**Problem details:** Write out the records beneath this line exactly as they appear, minus any images.

(Dataset excerpt)

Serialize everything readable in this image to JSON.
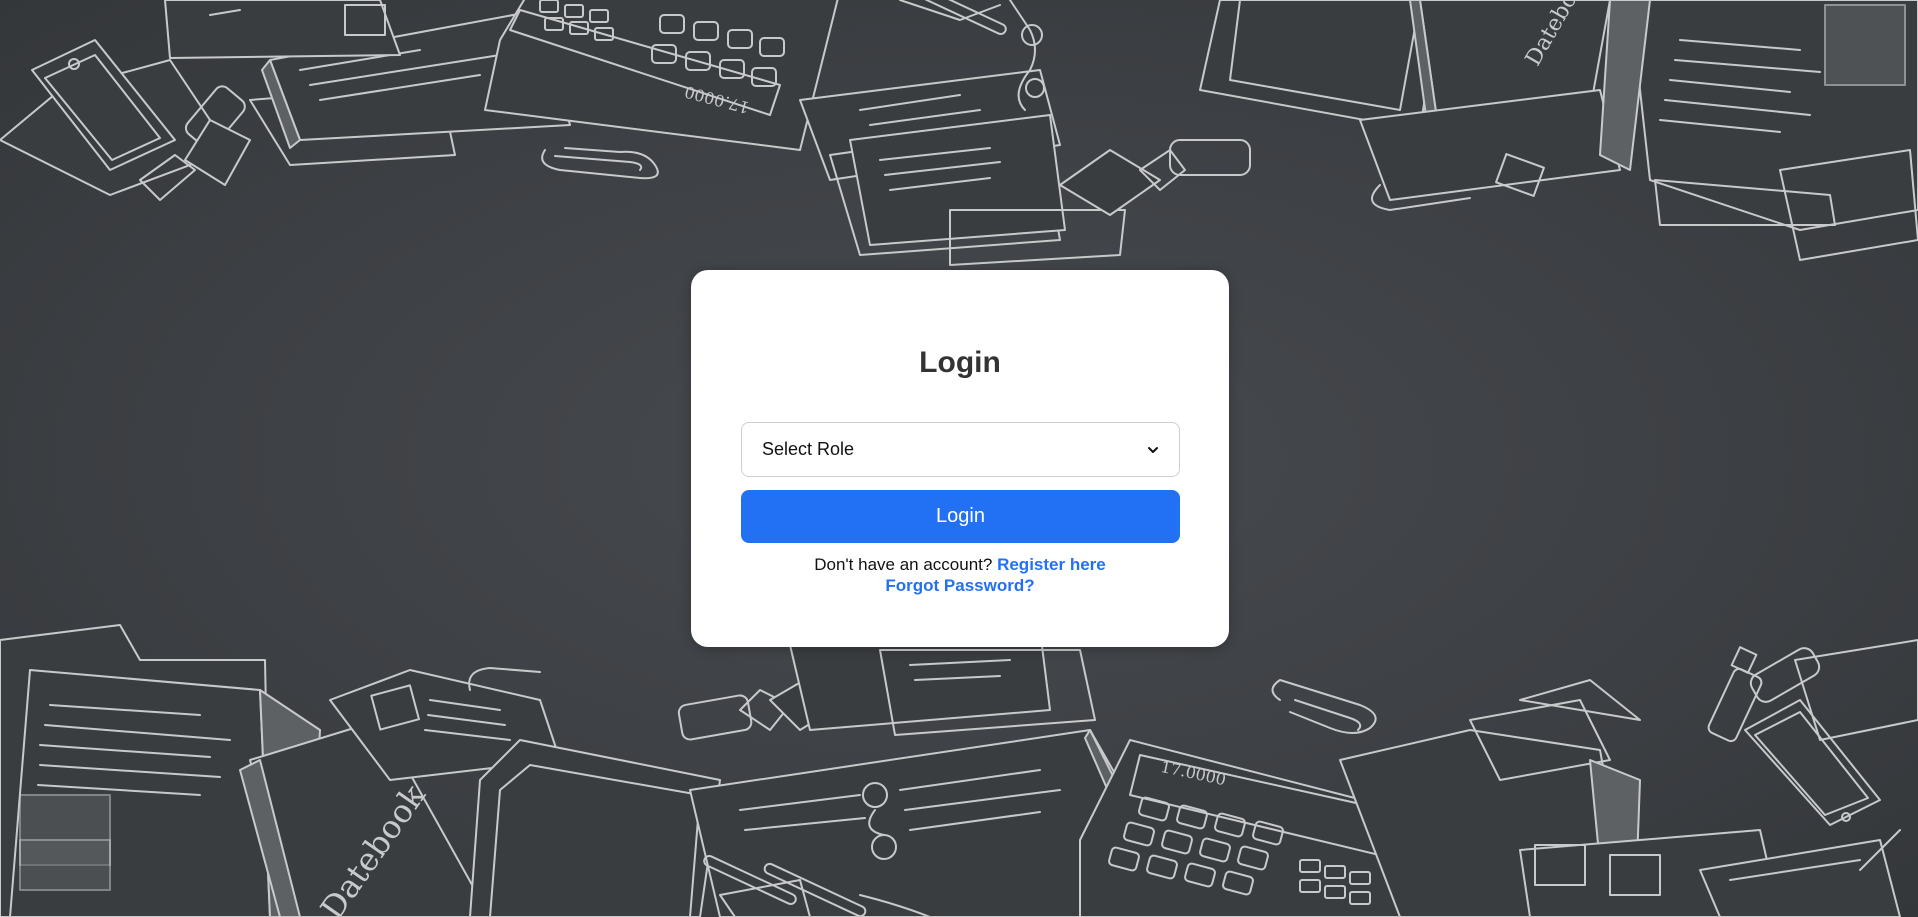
{
  "login_card": {
    "title": "Login",
    "role_select": {
      "selected": "Select Role"
    },
    "login_button_label": "Login",
    "register_prompt": "Don't have an account?",
    "register_link": "Register here",
    "forgot_password_link": "Forgot Password?"
  },
  "background": {
    "notebook_text": "Datebook",
    "calculator_display": "17.0000"
  },
  "colors": {
    "accent": "#2271f5",
    "background": "#3d4044",
    "card": "#ffffff",
    "title": "#333333"
  }
}
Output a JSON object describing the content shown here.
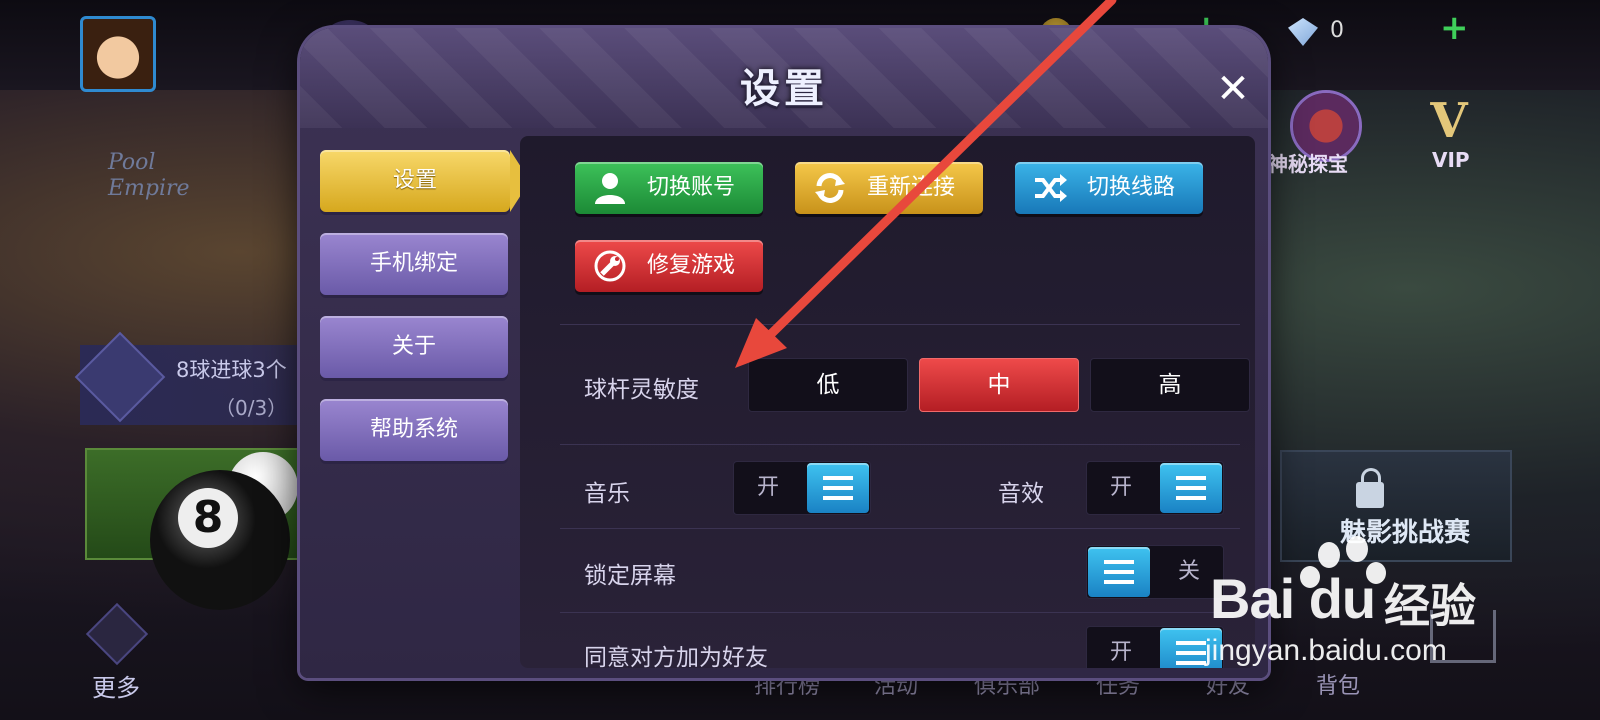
{
  "lobby": {
    "gem_count": "0",
    "treasure_label": "神秘探宝",
    "vip_label": "VIP",
    "vip_glyph": "V",
    "pool_sign": "Pool Empire",
    "task_text": "8球进球3个",
    "task_progress": "（0/3）",
    "ball_number": "8",
    "right_card_title": "魅影挑战赛",
    "more_label": "更多",
    "bottom_nav": [
      "排行榜",
      "活动",
      "俱乐部",
      "任务",
      "好友",
      "背包"
    ]
  },
  "dialog": {
    "title": "设置",
    "close_glyph": "✕",
    "side_tabs": [
      {
        "label": "设置",
        "active": true
      },
      {
        "label": "手机绑定",
        "active": false
      },
      {
        "label": "关于",
        "active": false
      },
      {
        "label": "帮助系统",
        "active": false
      }
    ],
    "actions": [
      {
        "label": "切换账号",
        "icon": "user-icon",
        "color": "#2ea84a"
      },
      {
        "label": "重新连接",
        "icon": "refresh-icon",
        "color": "#e0ae2e"
      },
      {
        "label": "切换线路",
        "icon": "shuffle-icon",
        "color": "#2a98d4"
      },
      {
        "label": "修复游戏",
        "icon": "wrench-icon",
        "color": "#d8343a"
      }
    ],
    "sensitivity": {
      "label": "球杆灵敏度",
      "options": [
        "低",
        "中",
        "高"
      ],
      "selected": "中"
    },
    "music": {
      "label": "音乐",
      "state_text": "开",
      "on": true
    },
    "sfx": {
      "label": "音效",
      "state_text": "开",
      "on": true
    },
    "lock_screen": {
      "label": "锁定屏幕",
      "state_text": "关",
      "on": false
    },
    "accept_friend": {
      "label": "同意对方加为好友",
      "state_text": "开",
      "on": true
    }
  },
  "watermark": {
    "brand": "Bai du",
    "brand_cn": "经验",
    "url": "jingyan.baidu.com"
  },
  "colors": {
    "accent_gold": "#e7bf3e",
    "accent_red": "#d8343a",
    "toggle_blue": "#2a98d4",
    "annotation_arrow": "#e8483c"
  }
}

**Answer for this exercise:**
Serialize everything readable in this image to JSON.
{
  "login_card": {
    "title": "Login",
    "role_select": {
      "selected": "Select Role"
    },
    "login_button_label": "Login",
    "register_prompt": "Don't have an account?",
    "register_link": "Register here",
    "forgot_password_link": "Forgot Password?"
  },
  "background": {
    "notebook_text": "Datebook",
    "calculator_display": "17.0000"
  },
  "colors": {
    "accent": "#2271f5",
    "background": "#3d4044",
    "card": "#ffffff",
    "title": "#333333"
  }
}
Output a JSON object describing the content shown here.
{
  "lobby": {
    "gem_count": "0",
    "treasure_label": "神秘探宝",
    "vip_label": "VIP",
    "vip_glyph": "V",
    "pool_sign": "Pool Empire",
    "task_text": "8球进球3个",
    "task_progress": "（0/3）",
    "ball_number": "8",
    "right_card_title": "魅影挑战赛",
    "more_label": "更多",
    "bottom_nav": [
      "排行榜",
      "活动",
      "俱乐部",
      "任务",
      "好友",
      "背包"
    ]
  },
  "dialog": {
    "title": "设置",
    "close_glyph": "✕",
    "side_tabs": [
      {
        "label": "设置",
        "active": true
      },
      {
        "label": "手机绑定",
        "active": false
      },
      {
        "label": "关于",
        "active": false
      },
      {
        "label": "帮助系统",
        "active": false
      }
    ],
    "actions": [
      {
        "label": "切换账号",
        "icon": "user-icon",
        "color": "#2ea84a"
      },
      {
        "label": "重新连接",
        "icon": "refresh-icon",
        "color": "#e0ae2e"
      },
      {
        "label": "切换线路",
        "icon": "shuffle-icon",
        "color": "#2a98d4"
      },
      {
        "label": "修复游戏",
        "icon": "wrench-icon",
        "color": "#d8343a"
      }
    ],
    "sensitivity": {
      "label": "球杆灵敏度",
      "options": [
        "低",
        "中",
        "高"
      ],
      "selected": "中"
    },
    "music": {
      "label": "音乐",
      "state_text": "开",
      "on": true
    },
    "sfx": {
      "label": "音效",
      "state_text": "开",
      "on": true
    },
    "lock_screen": {
      "label": "锁定屏幕",
      "state_text": "关",
      "on": false
    },
    "accept_friend": {
      "label": "同意对方加为好友",
      "state_text": "开",
      "on": true
    }
  },
  "watermark": {
    "brand": "Bai du",
    "brand_cn": "经验",
    "url": "jingyan.baidu.com"
  },
  "colors": {
    "accent_gold": "#e7bf3e",
    "accent_red": "#d8343a",
    "toggle_blue": "#2a98d4",
    "annotation_arrow": "#e8483c"
  }
}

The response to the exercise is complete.